── DATA SUPPLIED ──
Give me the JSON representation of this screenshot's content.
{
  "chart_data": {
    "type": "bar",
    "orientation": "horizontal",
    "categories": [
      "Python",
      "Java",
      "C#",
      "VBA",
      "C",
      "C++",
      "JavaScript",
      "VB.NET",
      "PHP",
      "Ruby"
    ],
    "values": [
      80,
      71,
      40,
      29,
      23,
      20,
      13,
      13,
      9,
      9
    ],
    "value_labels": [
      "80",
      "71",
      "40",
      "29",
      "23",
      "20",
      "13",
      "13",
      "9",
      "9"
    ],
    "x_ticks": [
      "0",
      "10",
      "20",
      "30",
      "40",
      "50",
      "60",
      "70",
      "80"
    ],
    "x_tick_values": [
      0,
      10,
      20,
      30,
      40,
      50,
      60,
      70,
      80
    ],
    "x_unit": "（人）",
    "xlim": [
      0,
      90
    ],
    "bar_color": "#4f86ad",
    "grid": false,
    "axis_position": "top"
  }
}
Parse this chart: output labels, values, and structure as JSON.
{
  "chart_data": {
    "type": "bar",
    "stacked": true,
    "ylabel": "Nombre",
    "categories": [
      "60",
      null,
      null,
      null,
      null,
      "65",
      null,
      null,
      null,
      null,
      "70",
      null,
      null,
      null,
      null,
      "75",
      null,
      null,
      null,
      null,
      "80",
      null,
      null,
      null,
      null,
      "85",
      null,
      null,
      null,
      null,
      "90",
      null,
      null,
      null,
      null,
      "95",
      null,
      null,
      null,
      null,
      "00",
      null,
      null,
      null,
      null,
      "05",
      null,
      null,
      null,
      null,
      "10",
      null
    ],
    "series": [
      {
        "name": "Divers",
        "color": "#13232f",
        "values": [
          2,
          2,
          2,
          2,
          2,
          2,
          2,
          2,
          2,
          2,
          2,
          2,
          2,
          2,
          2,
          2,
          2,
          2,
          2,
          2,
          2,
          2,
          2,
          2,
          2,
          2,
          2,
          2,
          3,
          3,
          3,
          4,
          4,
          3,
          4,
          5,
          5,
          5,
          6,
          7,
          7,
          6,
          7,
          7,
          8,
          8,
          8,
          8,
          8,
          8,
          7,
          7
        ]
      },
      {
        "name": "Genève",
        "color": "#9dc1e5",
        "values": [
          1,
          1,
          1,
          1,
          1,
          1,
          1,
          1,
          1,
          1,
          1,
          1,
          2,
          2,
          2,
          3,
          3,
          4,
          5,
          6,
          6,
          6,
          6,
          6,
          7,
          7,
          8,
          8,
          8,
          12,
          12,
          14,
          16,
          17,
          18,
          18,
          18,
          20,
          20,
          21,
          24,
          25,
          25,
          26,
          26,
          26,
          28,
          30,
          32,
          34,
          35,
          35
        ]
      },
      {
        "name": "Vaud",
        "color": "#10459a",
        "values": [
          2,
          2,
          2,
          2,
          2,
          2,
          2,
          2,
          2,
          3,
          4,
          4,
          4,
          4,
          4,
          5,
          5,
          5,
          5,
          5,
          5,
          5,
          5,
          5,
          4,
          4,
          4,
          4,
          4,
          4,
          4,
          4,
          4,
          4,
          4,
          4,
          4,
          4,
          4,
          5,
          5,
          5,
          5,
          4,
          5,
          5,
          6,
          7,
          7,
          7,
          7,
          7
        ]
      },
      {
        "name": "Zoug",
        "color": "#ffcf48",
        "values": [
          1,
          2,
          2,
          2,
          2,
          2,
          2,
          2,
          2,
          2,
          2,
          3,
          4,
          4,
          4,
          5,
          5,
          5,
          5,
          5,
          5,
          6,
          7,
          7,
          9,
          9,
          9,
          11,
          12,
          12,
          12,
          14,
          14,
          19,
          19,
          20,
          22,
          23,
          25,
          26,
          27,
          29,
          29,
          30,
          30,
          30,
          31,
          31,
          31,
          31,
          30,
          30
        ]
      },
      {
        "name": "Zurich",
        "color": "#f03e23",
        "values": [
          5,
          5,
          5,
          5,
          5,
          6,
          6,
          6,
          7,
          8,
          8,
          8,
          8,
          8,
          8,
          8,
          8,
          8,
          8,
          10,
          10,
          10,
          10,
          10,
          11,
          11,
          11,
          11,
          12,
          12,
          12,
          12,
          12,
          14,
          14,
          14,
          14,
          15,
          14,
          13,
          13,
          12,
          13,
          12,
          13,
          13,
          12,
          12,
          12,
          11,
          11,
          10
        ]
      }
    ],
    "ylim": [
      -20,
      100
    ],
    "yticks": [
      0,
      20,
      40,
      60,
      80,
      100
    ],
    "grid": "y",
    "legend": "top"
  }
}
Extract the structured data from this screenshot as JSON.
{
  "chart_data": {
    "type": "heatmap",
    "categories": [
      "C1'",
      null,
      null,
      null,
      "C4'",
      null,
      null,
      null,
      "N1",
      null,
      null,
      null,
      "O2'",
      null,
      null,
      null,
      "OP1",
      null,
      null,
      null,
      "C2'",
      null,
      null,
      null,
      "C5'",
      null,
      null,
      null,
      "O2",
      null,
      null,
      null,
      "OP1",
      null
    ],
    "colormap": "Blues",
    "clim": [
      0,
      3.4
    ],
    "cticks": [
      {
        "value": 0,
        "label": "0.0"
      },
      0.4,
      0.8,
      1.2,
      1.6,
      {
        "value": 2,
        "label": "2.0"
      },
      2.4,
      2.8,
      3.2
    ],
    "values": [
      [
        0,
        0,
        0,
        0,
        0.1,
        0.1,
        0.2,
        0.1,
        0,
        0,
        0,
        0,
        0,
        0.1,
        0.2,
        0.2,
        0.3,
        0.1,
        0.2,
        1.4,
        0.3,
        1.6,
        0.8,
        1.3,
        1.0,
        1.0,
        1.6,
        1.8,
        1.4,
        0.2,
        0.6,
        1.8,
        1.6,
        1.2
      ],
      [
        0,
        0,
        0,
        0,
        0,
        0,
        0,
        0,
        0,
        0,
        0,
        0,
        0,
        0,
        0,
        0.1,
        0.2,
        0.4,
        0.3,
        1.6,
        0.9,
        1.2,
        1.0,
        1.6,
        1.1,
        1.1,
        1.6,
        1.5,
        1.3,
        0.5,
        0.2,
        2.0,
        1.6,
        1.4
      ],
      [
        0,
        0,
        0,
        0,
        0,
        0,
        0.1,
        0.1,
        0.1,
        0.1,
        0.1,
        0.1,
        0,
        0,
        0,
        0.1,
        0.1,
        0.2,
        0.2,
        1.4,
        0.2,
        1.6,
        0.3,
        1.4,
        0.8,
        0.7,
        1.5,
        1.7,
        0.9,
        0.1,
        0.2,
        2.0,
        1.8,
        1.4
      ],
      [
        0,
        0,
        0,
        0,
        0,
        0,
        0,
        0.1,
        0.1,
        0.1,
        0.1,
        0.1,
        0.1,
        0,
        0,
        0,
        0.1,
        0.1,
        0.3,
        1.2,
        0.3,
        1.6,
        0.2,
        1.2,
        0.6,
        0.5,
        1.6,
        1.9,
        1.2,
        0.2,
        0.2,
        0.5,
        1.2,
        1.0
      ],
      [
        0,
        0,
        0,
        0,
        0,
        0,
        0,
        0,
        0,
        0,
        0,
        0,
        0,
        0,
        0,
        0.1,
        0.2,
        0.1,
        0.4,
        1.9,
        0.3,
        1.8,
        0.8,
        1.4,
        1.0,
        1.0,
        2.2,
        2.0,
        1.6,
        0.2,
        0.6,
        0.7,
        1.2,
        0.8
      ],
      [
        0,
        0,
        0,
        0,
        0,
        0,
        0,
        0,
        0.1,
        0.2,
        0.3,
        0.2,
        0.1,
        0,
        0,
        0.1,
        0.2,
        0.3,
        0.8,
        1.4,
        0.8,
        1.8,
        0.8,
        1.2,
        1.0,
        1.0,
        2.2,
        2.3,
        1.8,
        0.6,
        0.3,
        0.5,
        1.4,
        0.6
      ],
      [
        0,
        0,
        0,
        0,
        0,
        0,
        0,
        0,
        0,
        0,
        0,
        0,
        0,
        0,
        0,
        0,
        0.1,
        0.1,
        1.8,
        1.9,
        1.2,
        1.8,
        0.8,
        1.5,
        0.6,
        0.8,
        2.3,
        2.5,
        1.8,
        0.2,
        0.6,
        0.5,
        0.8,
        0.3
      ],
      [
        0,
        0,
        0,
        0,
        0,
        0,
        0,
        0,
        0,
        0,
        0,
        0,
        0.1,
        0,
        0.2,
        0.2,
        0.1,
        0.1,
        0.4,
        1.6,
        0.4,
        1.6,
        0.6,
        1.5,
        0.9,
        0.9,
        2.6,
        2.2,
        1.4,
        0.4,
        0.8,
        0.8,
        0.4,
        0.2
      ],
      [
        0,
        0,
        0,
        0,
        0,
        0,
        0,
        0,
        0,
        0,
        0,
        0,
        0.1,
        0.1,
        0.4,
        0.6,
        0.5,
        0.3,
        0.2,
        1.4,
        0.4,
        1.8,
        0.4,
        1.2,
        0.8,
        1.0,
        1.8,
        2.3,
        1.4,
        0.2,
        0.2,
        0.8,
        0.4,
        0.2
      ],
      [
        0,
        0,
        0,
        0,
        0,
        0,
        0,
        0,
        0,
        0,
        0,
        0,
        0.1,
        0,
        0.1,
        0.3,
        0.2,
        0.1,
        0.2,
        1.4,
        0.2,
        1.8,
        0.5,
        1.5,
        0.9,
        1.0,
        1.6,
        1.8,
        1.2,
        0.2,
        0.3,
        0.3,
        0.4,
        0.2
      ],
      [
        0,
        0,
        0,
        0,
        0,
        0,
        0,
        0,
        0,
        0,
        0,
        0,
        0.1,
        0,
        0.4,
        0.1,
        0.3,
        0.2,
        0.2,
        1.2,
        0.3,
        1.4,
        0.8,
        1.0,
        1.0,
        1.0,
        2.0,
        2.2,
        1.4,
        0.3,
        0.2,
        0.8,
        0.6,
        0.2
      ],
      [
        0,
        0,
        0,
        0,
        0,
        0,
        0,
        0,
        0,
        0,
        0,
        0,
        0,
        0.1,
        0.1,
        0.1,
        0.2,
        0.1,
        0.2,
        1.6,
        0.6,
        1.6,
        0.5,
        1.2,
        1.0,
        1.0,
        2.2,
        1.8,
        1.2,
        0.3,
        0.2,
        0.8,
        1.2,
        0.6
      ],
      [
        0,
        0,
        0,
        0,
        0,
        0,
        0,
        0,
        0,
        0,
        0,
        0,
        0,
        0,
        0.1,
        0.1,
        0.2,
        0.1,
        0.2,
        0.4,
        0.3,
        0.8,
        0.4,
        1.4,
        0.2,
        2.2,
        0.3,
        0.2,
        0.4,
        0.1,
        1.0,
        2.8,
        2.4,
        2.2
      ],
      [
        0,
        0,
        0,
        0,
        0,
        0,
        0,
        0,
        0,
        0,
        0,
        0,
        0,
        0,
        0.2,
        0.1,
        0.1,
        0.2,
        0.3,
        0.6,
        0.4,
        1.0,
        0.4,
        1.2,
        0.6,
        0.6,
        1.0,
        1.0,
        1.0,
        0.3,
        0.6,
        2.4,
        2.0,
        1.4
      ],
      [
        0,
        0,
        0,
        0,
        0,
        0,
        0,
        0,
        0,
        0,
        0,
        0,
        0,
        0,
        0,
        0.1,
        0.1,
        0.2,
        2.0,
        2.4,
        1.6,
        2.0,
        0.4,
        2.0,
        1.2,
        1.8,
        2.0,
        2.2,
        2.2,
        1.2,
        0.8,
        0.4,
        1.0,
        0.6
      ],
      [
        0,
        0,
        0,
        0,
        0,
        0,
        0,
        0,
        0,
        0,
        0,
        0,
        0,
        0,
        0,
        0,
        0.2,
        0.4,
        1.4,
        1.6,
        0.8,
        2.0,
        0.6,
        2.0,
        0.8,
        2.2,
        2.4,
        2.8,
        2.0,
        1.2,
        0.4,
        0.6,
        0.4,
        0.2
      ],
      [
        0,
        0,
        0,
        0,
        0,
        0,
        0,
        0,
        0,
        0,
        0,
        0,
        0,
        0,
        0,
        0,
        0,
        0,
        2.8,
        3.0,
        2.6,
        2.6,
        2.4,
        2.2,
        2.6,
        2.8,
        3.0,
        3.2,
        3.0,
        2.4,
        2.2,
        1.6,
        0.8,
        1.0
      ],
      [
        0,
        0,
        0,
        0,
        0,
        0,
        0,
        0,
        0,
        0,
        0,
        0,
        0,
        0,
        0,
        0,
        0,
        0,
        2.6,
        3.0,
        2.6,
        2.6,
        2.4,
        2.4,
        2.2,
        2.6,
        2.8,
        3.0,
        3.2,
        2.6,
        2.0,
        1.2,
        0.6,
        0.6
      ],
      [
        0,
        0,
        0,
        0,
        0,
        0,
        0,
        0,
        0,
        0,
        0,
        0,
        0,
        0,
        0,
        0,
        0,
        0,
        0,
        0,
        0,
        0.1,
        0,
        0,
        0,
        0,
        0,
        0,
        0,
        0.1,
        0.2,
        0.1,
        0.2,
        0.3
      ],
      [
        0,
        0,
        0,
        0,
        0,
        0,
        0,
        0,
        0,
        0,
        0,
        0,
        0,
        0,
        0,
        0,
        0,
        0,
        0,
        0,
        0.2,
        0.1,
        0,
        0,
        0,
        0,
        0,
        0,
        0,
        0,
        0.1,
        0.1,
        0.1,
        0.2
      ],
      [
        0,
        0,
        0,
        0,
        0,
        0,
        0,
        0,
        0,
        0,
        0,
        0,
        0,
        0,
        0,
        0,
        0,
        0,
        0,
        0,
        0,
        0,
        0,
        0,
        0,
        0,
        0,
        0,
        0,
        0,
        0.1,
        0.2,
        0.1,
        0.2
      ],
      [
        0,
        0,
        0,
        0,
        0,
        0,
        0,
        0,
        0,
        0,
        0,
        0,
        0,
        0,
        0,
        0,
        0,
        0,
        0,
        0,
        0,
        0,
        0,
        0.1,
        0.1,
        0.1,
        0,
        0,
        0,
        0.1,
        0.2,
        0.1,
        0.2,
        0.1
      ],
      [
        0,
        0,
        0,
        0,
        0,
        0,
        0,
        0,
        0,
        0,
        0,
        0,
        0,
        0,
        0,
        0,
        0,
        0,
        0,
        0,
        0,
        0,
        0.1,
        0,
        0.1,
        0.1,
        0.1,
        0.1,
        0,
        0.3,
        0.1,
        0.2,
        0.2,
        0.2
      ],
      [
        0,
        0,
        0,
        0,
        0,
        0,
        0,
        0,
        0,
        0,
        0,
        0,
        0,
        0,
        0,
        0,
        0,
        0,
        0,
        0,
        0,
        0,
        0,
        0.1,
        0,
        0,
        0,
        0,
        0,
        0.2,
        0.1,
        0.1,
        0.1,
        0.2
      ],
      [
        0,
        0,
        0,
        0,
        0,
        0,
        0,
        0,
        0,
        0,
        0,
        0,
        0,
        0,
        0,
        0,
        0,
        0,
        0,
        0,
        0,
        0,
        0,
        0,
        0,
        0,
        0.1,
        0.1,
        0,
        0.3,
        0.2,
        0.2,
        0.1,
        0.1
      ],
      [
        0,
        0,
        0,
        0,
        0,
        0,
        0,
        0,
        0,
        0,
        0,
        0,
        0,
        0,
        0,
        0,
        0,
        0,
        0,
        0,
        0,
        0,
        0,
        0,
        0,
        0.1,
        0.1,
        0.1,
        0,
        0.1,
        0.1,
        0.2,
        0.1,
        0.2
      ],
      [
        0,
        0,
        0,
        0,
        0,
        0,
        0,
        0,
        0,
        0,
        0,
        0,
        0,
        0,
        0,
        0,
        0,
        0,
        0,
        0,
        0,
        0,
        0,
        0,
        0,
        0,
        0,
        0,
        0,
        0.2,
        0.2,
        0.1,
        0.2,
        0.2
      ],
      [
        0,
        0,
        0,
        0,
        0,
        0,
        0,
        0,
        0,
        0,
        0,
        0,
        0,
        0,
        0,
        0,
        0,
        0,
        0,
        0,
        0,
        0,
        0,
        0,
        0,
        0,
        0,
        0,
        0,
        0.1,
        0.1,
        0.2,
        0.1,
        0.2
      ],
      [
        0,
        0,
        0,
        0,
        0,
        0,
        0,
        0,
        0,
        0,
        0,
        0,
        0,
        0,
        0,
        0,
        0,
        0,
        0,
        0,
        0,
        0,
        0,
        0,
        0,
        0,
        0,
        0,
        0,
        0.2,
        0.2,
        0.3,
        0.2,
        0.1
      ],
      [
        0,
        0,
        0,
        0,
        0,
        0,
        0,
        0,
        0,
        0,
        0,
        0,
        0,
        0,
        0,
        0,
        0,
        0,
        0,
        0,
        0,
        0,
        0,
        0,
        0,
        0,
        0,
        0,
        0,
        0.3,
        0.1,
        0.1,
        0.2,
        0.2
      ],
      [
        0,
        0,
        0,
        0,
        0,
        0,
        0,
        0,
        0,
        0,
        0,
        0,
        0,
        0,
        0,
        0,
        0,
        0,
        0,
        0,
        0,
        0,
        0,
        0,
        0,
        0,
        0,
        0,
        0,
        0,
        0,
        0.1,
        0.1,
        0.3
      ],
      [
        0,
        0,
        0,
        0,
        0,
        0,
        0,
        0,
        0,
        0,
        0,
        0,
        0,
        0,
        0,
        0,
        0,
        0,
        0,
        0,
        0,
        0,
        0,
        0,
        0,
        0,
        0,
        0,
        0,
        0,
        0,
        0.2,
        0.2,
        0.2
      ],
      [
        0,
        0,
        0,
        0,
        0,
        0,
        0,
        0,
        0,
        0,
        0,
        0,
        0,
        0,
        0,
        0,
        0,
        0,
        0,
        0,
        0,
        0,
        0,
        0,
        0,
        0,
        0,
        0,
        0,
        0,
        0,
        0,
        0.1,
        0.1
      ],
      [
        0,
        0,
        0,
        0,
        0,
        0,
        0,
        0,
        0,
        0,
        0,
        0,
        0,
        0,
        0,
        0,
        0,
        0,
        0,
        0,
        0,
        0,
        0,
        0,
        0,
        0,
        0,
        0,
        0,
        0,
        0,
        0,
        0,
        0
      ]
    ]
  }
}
───
EXERCISE INSTRUCTIONS:
Where a line above contains the word "screenshot", copy that line.

THE REPLY:
Give me the JSON representation of this screenshot's content.
Extract the structured data from this screenshot as JSON.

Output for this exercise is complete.